TASK DETAILS: Hunt for the word "подвале" across the entries below, copying each line that holds it.

(Dataset entries)
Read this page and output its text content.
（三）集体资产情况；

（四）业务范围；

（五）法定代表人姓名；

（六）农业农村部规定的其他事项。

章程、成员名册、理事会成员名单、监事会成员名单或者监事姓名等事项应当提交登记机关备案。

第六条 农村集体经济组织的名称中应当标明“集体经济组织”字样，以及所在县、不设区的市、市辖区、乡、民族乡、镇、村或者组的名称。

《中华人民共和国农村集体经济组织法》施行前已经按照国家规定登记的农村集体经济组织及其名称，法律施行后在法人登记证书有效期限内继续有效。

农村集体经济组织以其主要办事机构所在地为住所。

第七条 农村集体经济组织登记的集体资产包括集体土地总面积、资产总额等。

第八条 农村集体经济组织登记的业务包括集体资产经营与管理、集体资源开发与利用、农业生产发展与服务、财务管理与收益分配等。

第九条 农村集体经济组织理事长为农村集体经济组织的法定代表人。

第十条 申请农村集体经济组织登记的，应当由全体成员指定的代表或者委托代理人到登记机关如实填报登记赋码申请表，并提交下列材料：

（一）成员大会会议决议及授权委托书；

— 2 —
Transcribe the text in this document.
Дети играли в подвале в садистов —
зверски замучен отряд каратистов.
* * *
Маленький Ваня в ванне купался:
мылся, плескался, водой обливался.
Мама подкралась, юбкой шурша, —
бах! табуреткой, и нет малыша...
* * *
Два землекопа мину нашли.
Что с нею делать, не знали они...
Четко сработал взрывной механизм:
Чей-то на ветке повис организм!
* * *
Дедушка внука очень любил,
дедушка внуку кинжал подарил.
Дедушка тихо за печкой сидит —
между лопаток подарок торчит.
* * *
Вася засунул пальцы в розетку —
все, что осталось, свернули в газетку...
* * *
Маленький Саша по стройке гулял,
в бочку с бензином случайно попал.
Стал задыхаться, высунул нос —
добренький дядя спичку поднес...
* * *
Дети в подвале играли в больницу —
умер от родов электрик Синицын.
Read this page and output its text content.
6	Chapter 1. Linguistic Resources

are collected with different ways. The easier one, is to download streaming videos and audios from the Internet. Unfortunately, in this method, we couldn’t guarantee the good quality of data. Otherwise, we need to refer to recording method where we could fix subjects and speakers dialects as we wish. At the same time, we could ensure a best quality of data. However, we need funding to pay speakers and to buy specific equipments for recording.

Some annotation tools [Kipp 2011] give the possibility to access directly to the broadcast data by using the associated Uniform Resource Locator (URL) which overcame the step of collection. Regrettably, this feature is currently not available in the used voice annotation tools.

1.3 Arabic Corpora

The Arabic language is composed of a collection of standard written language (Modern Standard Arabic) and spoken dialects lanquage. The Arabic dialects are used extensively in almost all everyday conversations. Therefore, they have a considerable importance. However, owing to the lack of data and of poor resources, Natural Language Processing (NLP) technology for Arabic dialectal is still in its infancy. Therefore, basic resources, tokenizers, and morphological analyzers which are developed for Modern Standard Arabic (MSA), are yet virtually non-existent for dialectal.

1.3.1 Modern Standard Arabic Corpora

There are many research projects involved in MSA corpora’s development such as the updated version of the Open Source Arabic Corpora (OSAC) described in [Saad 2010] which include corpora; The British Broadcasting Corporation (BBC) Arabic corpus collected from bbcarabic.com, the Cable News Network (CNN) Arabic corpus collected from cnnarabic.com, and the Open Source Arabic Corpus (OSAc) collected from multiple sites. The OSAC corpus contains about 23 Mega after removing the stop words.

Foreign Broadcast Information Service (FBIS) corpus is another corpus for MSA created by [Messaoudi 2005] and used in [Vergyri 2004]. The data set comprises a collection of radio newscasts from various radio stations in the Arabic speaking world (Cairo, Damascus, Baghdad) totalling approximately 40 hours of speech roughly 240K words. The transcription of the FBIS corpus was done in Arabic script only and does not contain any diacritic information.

ANSWER TO THIS PROBLEM:
Дети играли в подвале в садистов —
Дети в подвале играли в больницу —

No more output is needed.